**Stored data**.
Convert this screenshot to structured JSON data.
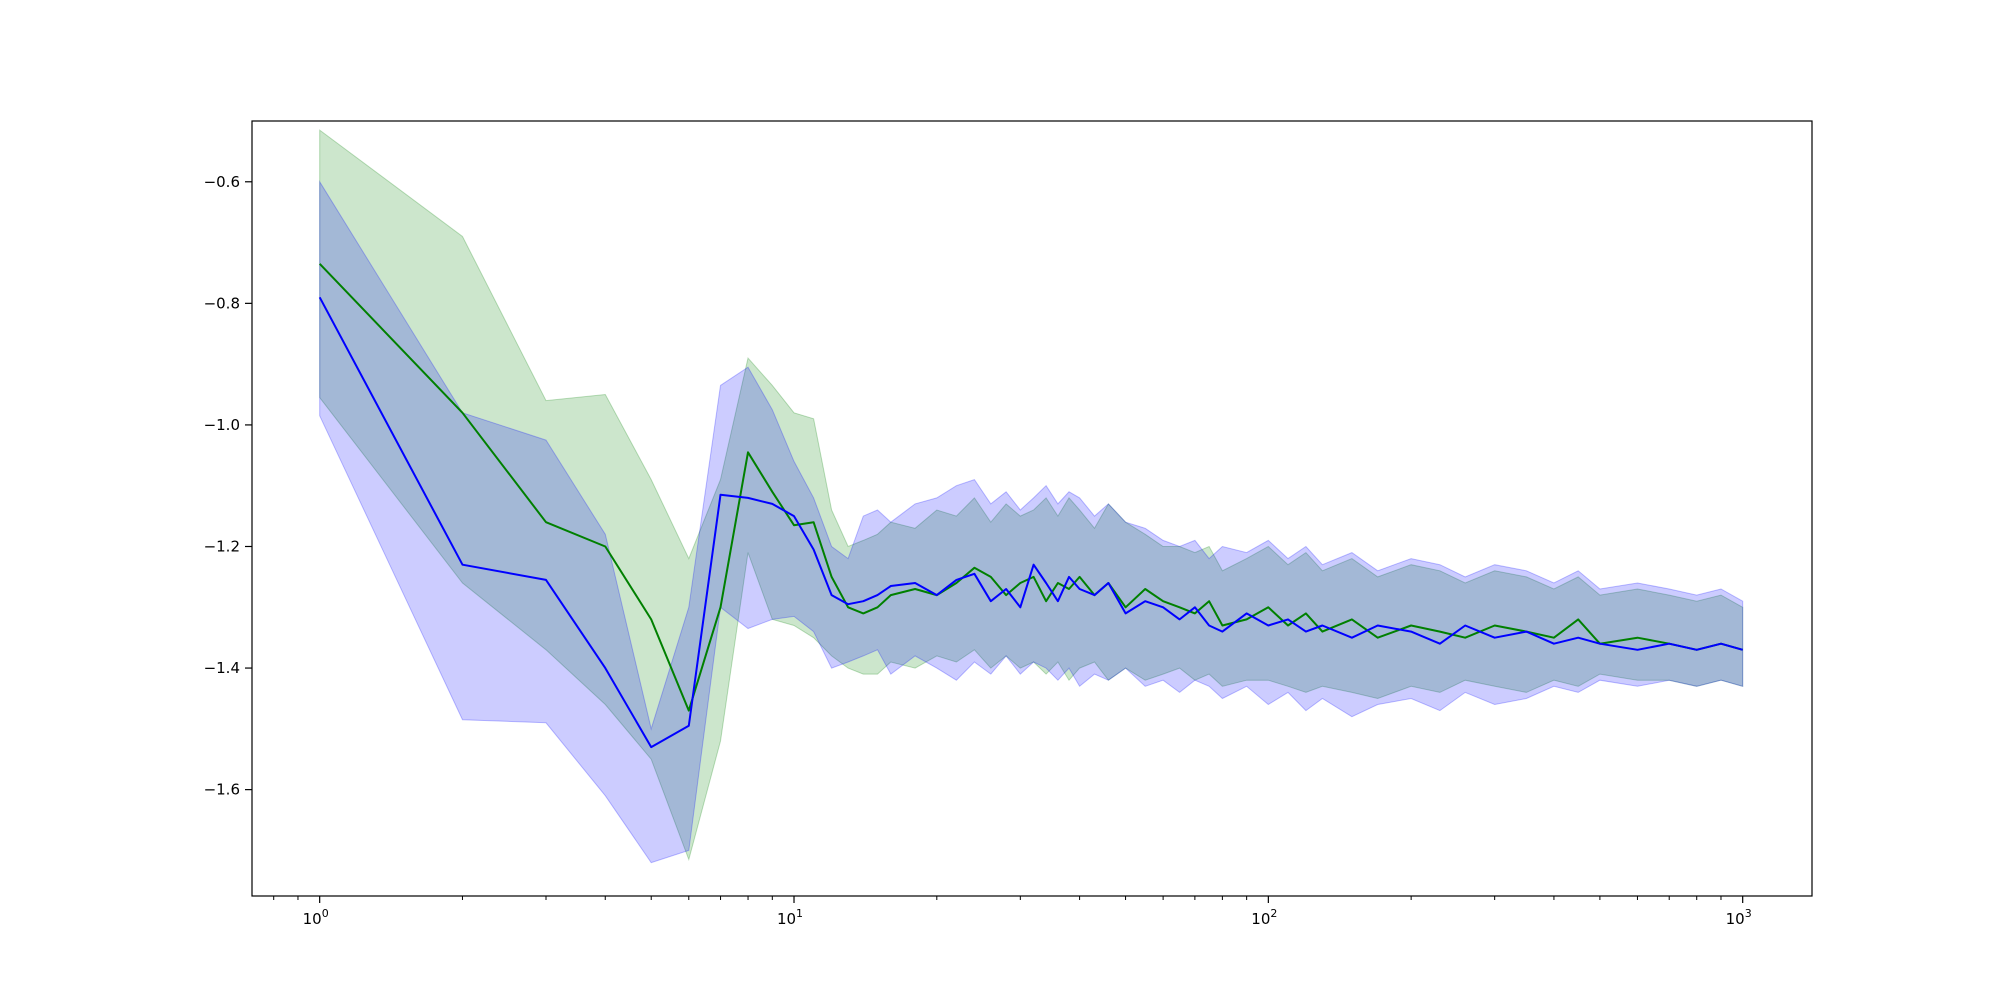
{
  "chart_data": {
    "type": "line",
    "title": "",
    "xlabel": "",
    "ylabel": "",
    "x_scale": "log",
    "xlim": [
      0.72,
      1400
    ],
    "ylim": [
      -1.775,
      -0.5
    ],
    "grid": false,
    "legend": "none",
    "x_tick_labels": [
      {
        "value": 1,
        "mantissa": "10",
        "exponent": "0"
      },
      {
        "value": 10,
        "mantissa": "10",
        "exponent": "1"
      },
      {
        "value": 100,
        "mantissa": "10",
        "exponent": "2"
      },
      {
        "value": 1000,
        "mantissa": "10",
        "exponent": "3"
      }
    ],
    "y_tick_labels": [
      {
        "value": -0.6,
        "label": "−0.6"
      },
      {
        "value": -0.8,
        "label": "−0.8"
      },
      {
        "value": -1.0,
        "label": "−1.0"
      },
      {
        "value": -1.2,
        "label": "−1.2"
      },
      {
        "value": -1.4,
        "label": "−1.4"
      },
      {
        "value": -1.6,
        "label": "−1.6"
      }
    ],
    "series": [
      {
        "color": "#008000",
        "band_color": "#008000",
        "x": [
          1,
          2,
          3,
          4,
          5,
          6,
          7,
          8,
          9,
          10,
          11,
          12,
          13,
          14,
          15,
          16,
          18,
          20,
          22,
          24,
          26,
          28,
          30,
          32,
          34,
          36,
          38,
          40,
          43,
          46,
          50,
          55,
          60,
          65,
          70,
          75,
          80,
          90,
          100,
          110,
          120,
          130,
          150,
          170,
          200,
          230,
          260,
          300,
          350,
          400,
          450,
          500,
          600,
          700,
          800,
          900,
          1000
        ],
        "values": [
          -0.735,
          -0.98,
          -1.16,
          -1.2,
          -1.32,
          -1.47,
          -1.3,
          -1.045,
          -1.11,
          -1.165,
          -1.16,
          -1.25,
          -1.3,
          -1.31,
          -1.3,
          -1.28,
          -1.27,
          -1.28,
          -1.26,
          -1.235,
          -1.25,
          -1.28,
          -1.26,
          -1.25,
          -1.29,
          -1.26,
          -1.27,
          -1.25,
          -1.28,
          -1.26,
          -1.3,
          -1.27,
          -1.29,
          -1.3,
          -1.31,
          -1.29,
          -1.33,
          -1.32,
          -1.3,
          -1.33,
          -1.31,
          -1.34,
          -1.32,
          -1.35,
          -1.33,
          -1.34,
          -1.35,
          -1.33,
          -1.34,
          -1.35,
          -1.32,
          -1.36,
          -1.35,
          -1.36,
          -1.37,
          -1.36,
          -1.37
        ],
        "lower": [
          -0.955,
          -1.26,
          -1.37,
          -1.46,
          -1.55,
          -1.715,
          -1.52,
          -1.21,
          -1.32,
          -1.33,
          -1.35,
          -1.38,
          -1.4,
          -1.41,
          -1.41,
          -1.39,
          -1.4,
          -1.38,
          -1.39,
          -1.37,
          -1.4,
          -1.38,
          -1.4,
          -1.39,
          -1.41,
          -1.39,
          -1.42,
          -1.4,
          -1.39,
          -1.42,
          -1.4,
          -1.42,
          -1.41,
          -1.4,
          -1.42,
          -1.41,
          -1.43,
          -1.42,
          -1.42,
          -1.43,
          -1.44,
          -1.43,
          -1.44,
          -1.45,
          -1.43,
          -1.44,
          -1.42,
          -1.43,
          -1.44,
          -1.42,
          -1.43,
          -1.41,
          -1.42,
          -1.42,
          -1.43,
          -1.42,
          -1.43
        ],
        "upper": [
          -0.515,
          -0.69,
          -0.96,
          -0.95,
          -1.09,
          -1.22,
          -1.09,
          -0.89,
          -0.935,
          -0.98,
          -0.99,
          -1.14,
          -1.2,
          -1.19,
          -1.18,
          -1.16,
          -1.17,
          -1.14,
          -1.15,
          -1.12,
          -1.16,
          -1.13,
          -1.15,
          -1.14,
          -1.12,
          -1.15,
          -1.12,
          -1.14,
          -1.17,
          -1.13,
          -1.16,
          -1.18,
          -1.2,
          -1.2,
          -1.21,
          -1.2,
          -1.24,
          -1.22,
          -1.2,
          -1.23,
          -1.21,
          -1.24,
          -1.22,
          -1.25,
          -1.23,
          -1.24,
          -1.26,
          -1.24,
          -1.25,
          -1.27,
          -1.25,
          -1.28,
          -1.27,
          -1.28,
          -1.29,
          -1.28,
          -1.3
        ]
      },
      {
        "color": "#0000ff",
        "band_color": "#0000ff",
        "x": [
          1,
          2,
          3,
          4,
          5,
          6,
          7,
          8,
          9,
          10,
          11,
          12,
          13,
          14,
          15,
          16,
          18,
          20,
          22,
          24,
          26,
          28,
          30,
          32,
          34,
          36,
          38,
          40,
          43,
          46,
          50,
          55,
          60,
          65,
          70,
          75,
          80,
          90,
          100,
          110,
          120,
          130,
          150,
          170,
          200,
          230,
          260,
          300,
          350,
          400,
          450,
          500,
          600,
          700,
          800,
          900,
          1000
        ],
        "values": [
          -0.79,
          -1.23,
          -1.255,
          -1.4,
          -1.53,
          -1.495,
          -1.115,
          -1.12,
          -1.13,
          -1.15,
          -1.205,
          -1.28,
          -1.295,
          -1.29,
          -1.28,
          -1.265,
          -1.26,
          -1.28,
          -1.255,
          -1.245,
          -1.29,
          -1.27,
          -1.3,
          -1.23,
          -1.26,
          -1.29,
          -1.25,
          -1.27,
          -1.28,
          -1.26,
          -1.31,
          -1.29,
          -1.3,
          -1.32,
          -1.3,
          -1.33,
          -1.34,
          -1.31,
          -1.33,
          -1.32,
          -1.34,
          -1.33,
          -1.35,
          -1.33,
          -1.34,
          -1.36,
          -1.33,
          -1.35,
          -1.34,
          -1.36,
          -1.35,
          -1.36,
          -1.37,
          -1.36,
          -1.37,
          -1.36,
          -1.37
        ],
        "lower": [
          -0.985,
          -1.485,
          -1.49,
          -1.61,
          -1.72,
          -1.7,
          -1.3,
          -1.335,
          -1.32,
          -1.315,
          -1.34,
          -1.4,
          -1.39,
          -1.38,
          -1.37,
          -1.41,
          -1.38,
          -1.4,
          -1.42,
          -1.39,
          -1.41,
          -1.38,
          -1.41,
          -1.39,
          -1.4,
          -1.42,
          -1.4,
          -1.43,
          -1.41,
          -1.42,
          -1.4,
          -1.43,
          -1.42,
          -1.44,
          -1.42,
          -1.43,
          -1.45,
          -1.43,
          -1.46,
          -1.44,
          -1.47,
          -1.45,
          -1.48,
          -1.46,
          -1.45,
          -1.47,
          -1.44,
          -1.46,
          -1.45,
          -1.43,
          -1.44,
          -1.42,
          -1.43,
          -1.42,
          -1.43,
          -1.42,
          -1.43
        ],
        "upper": [
          -0.6,
          -0.98,
          -1.025,
          -1.18,
          -1.5,
          -1.3,
          -0.935,
          -0.905,
          -0.975,
          -1.06,
          -1.12,
          -1.2,
          -1.22,
          -1.15,
          -1.14,
          -1.16,
          -1.13,
          -1.12,
          -1.1,
          -1.09,
          -1.13,
          -1.11,
          -1.14,
          -1.12,
          -1.1,
          -1.13,
          -1.11,
          -1.12,
          -1.15,
          -1.13,
          -1.16,
          -1.17,
          -1.19,
          -1.2,
          -1.19,
          -1.22,
          -1.2,
          -1.21,
          -1.19,
          -1.22,
          -1.2,
          -1.23,
          -1.21,
          -1.24,
          -1.22,
          -1.23,
          -1.25,
          -1.23,
          -1.24,
          -1.26,
          -1.24,
          -1.27,
          -1.26,
          -1.27,
          -1.28,
          -1.27,
          -1.29
        ]
      }
    ]
  }
}
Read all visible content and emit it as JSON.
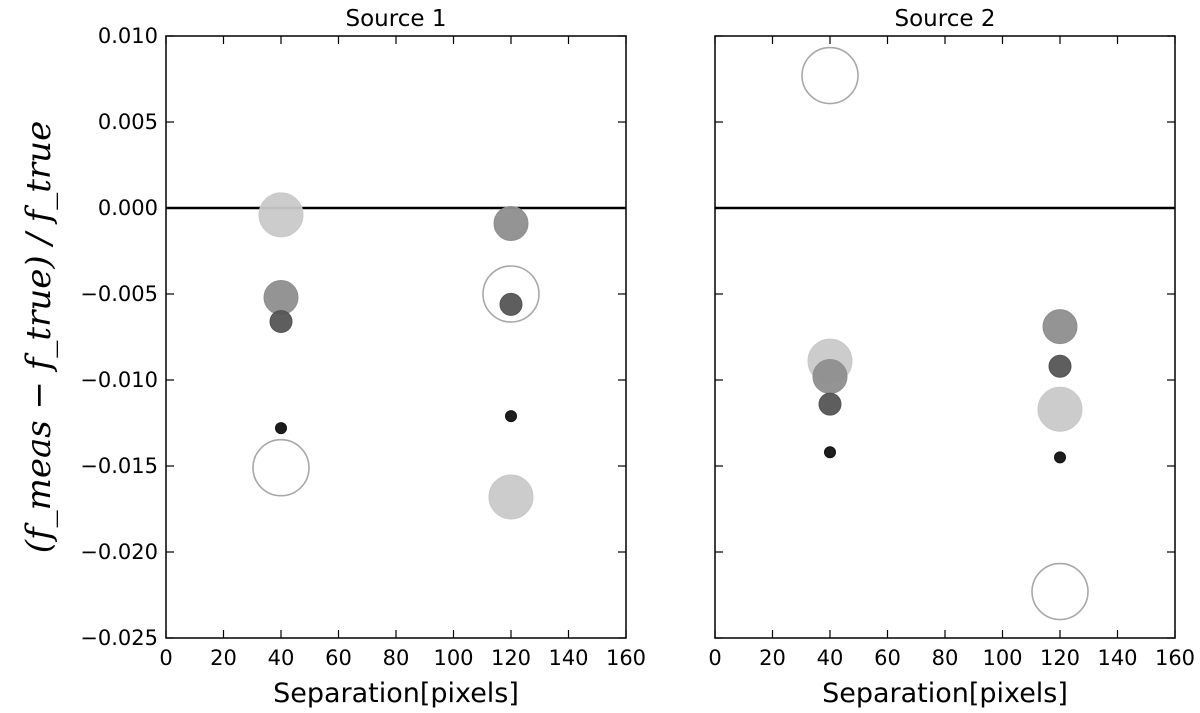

**Task details**.
Each record above should come back exactly the same, only without its pictures.

**The result**.
Convert this screenshot to structured JSON data.
{
  "chart_data": {
    "type": "line",
    "title": "",
    "xlabel": "",
    "ylabel": "",
    "x_scale": "log",
    "xlim": [
      0.72,
      1400
    ],
    "ylim": [
      -1.775,
      -0.5
    ],
    "grid": false,
    "legend": "none",
    "x_tick_labels": [
      {
        "value": 1,
        "mantissa": "10",
        "exponent": "0"
      },
      {
        "value": 10,
        "mantissa": "10",
        "exponent": "1"
      },
      {
        "value": 100,
        "mantissa": "10",
        "exponent": "2"
      },
      {
        "value": 1000,
        "mantissa": "10",
        "exponent": "3"
      }
    ],
    "y_tick_labels": [
      {
        "value": -0.6,
        "label": "−0.6"
      },
      {
        "value": -0.8,
        "label": "−0.8"
      },
      {
        "value": -1.0,
        "label": "−1.0"
      },
      {
        "value": -1.2,
        "label": "−1.2"
      },
      {
        "value": -1.4,
        "label": "−1.4"
      },
      {
        "value": -1.6,
        "label": "−1.6"
      }
    ],
    "series": [
      {
        "color": "#008000",
        "band_color": "#008000",
        "x": [
          1,
          2,
          3,
          4,
          5,
          6,
          7,
          8,
          9,
          10,
          11,
          12,
          13,
          14,
          15,
          16,
          18,
          20,
          22,
          24,
          26,
          28,
          30,
          32,
          34,
          36,
          38,
          40,
          43,
          46,
          50,
          55,
          60,
          65,
          70,
          75,
          80,
          90,
          100,
          110,
          120,
          130,
          150,
          170,
          200,
          230,
          260,
          300,
          350,
          400,
          450,
          500,
          600,
          700,
          800,
          900,
          1000
        ],
        "values": [
          -0.735,
          -0.98,
          -1.16,
          -1.2,
          -1.32,
          -1.47,
          -1.3,
          -1.045,
          -1.11,
          -1.165,
          -1.16,
          -1.25,
          -1.3,
          -1.31,
          -1.3,
          -1.28,
          -1.27,
          -1.28,
          -1.26,
          -1.235,
          -1.25,
          -1.28,
          -1.26,
          -1.25,
          -1.29,
          -1.26,
          -1.27,
          -1.25,
          -1.28,
          -1.26,
          -1.3,
          -1.27,
          -1.29,
          -1.3,
          -1.31,
          -1.29,
          -1.33,
          -1.32,
          -1.3,
          -1.33,
          -1.31,
          -1.34,
          -1.32,
          -1.35,
          -1.33,
          -1.34,
          -1.35,
          -1.33,
          -1.34,
          -1.35,
          -1.32,
          -1.36,
          -1.35,
          -1.36,
          -1.37,
          -1.36,
          -1.37
        ],
        "lower": [
          -0.955,
          -1.26,
          -1.37,
          -1.46,
          -1.55,
          -1.715,
          -1.52,
          -1.21,
          -1.32,
          -1.33,
          -1.35,
          -1.38,
          -1.4,
          -1.41,
          -1.41,
          -1.39,
          -1.4,
          -1.38,
          -1.39,
          -1.37,
          -1.4,
          -1.38,
          -1.4,
          -1.39,
          -1.41,
          -1.39,
          -1.42,
          -1.4,
          -1.39,
          -1.42,
          -1.4,
          -1.42,
          -1.41,
          -1.4,
          -1.42,
          -1.41,
          -1.43,
          -1.42,
          -1.42,
          -1.43,
          -1.44,
          -1.43,
          -1.44,
          -1.45,
          -1.43,
          -1.44,
          -1.42,
          -1.43,
          -1.44,
          -1.42,
          -1.43,
          -1.41,
          -1.42,
          -1.42,
          -1.43,
          -1.42,
          -1.43
        ],
        "upper": [
          -0.515,
          -0.69,
          -0.96,
          -0.95,
          -1.09,
          -1.22,
          -1.09,
          -0.89,
          -0.935,
          -0.98,
          -0.99,
          -1.14,
          -1.2,
          -1.19,
          -1.18,
          -1.16,
          -1.17,
          -1.14,
          -1.15,
          -1.12,
          -1.16,
          -1.13,
          -1.15,
          -1.14,
          -1.12,
          -1.15,
          -1.12,
          -1.14,
          -1.17,
          -1.13,
          -1.16,
          -1.18,
          -1.2,
          -1.2,
          -1.21,
          -1.2,
          -1.24,
          -1.22,
          -1.2,
          -1.23,
          -1.21,
          -1.24,
          -1.22,
          -1.25,
          -1.23,
          -1.24,
          -1.26,
          -1.24,
          -1.25,
          -1.27,
          -1.25,
          -1.28,
          -1.27,
          -1.28,
          -1.29,
          -1.28,
          -1.3
        ]
      },
      {
        "color": "#0000ff",
        "band_color": "#0000ff",
        "x": [
          1,
          2,
          3,
          4,
          5,
          6,
          7,
          8,
          9,
          10,
          11,
          12,
          13,
          14,
          15,
          16,
          18,
          20,
          22,
          24,
          26,
          28,
          30,
          32,
          34,
          36,
          38,
          40,
          43,
          46,
          50,
          55,
          60,
          65,
          70,
          75,
          80,
          90,
          100,
          110,
          120,
          130,
          150,
          170,
          200,
          230,
          260,
          300,
          350,
          400,
          450,
          500,
          600,
          700,
          800,
          900,
          1000
        ],
        "values": [
          -0.79,
          -1.23,
          -1.255,
          -1.4,
          -1.53,
          -1.495,
          -1.115,
          -1.12,
          -1.13,
          -1.15,
          -1.205,
          -1.28,
          -1.295,
          -1.29,
          -1.28,
          -1.265,
          -1.26,
          -1.28,
          -1.255,
          -1.245,
          -1.29,
          -1.27,
          -1.3,
          -1.23,
          -1.26,
          -1.29,
          -1.25,
          -1.27,
          -1.28,
          -1.26,
          -1.31,
          -1.29,
          -1.3,
          -1.32,
          -1.3,
          -1.33,
          -1.34,
          -1.31,
          -1.33,
          -1.32,
          -1.34,
          -1.33,
          -1.35,
          -1.33,
          -1.34,
          -1.36,
          -1.33,
          -1.35,
          -1.34,
          -1.36,
          -1.35,
          -1.36,
          -1.37,
          -1.36,
          -1.37,
          -1.36,
          -1.37
        ],
        "lower": [
          -0.985,
          -1.485,
          -1.49,
          -1.61,
          -1.72,
          -1.7,
          -1.3,
          -1.335,
          -1.32,
          -1.315,
          -1.34,
          -1.4,
          -1.39,
          -1.38,
          -1.37,
          -1.41,
          -1.38,
          -1.4,
          -1.42,
          -1.39,
          -1.41,
          -1.38,
          -1.41,
          -1.39,
          -1.4,
          -1.42,
          -1.4,
          -1.43,
          -1.41,
          -1.42,
          -1.4,
          -1.43,
          -1.42,
          -1.44,
          -1.42,
          -1.43,
          -1.45,
          -1.43,
          -1.46,
          -1.44,
          -1.47,
          -1.45,
          -1.48,
          -1.46,
          -1.45,
          -1.47,
          -1.44,
          -1.46,
          -1.45,
          -1.43,
          -1.44,
          -1.42,
          -1.43,
          -1.42,
          -1.43,
          -1.42,
          -1.43
        ],
        "upper": [
          -0.6,
          -0.98,
          -1.025,
          -1.18,
          -1.5,
          -1.3,
          -0.935,
          -0.905,
          -0.975,
          -1.06,
          -1.12,
          -1.2,
          -1.22,
          -1.15,
          -1.14,
          -1.16,
          -1.13,
          -1.12,
          -1.1,
          -1.09,
          -1.13,
          -1.11,
          -1.14,
          -1.12,
          -1.1,
          -1.13,
          -1.11,
          -1.12,
          -1.15,
          -1.13,
          -1.16,
          -1.17,
          -1.19,
          -1.2,
          -1.19,
          -1.22,
          -1.2,
          -1.21,
          -1.19,
          -1.22,
          -1.2,
          -1.23,
          -1.21,
          -1.24,
          -1.22,
          -1.23,
          -1.25,
          -1.23,
          -1.24,
          -1.26,
          -1.24,
          -1.27,
          -1.26,
          -1.27,
          -1.28,
          -1.27,
          -1.29
        ]
      }
    ]
  }
}
Read all visible content and emit it as JSON.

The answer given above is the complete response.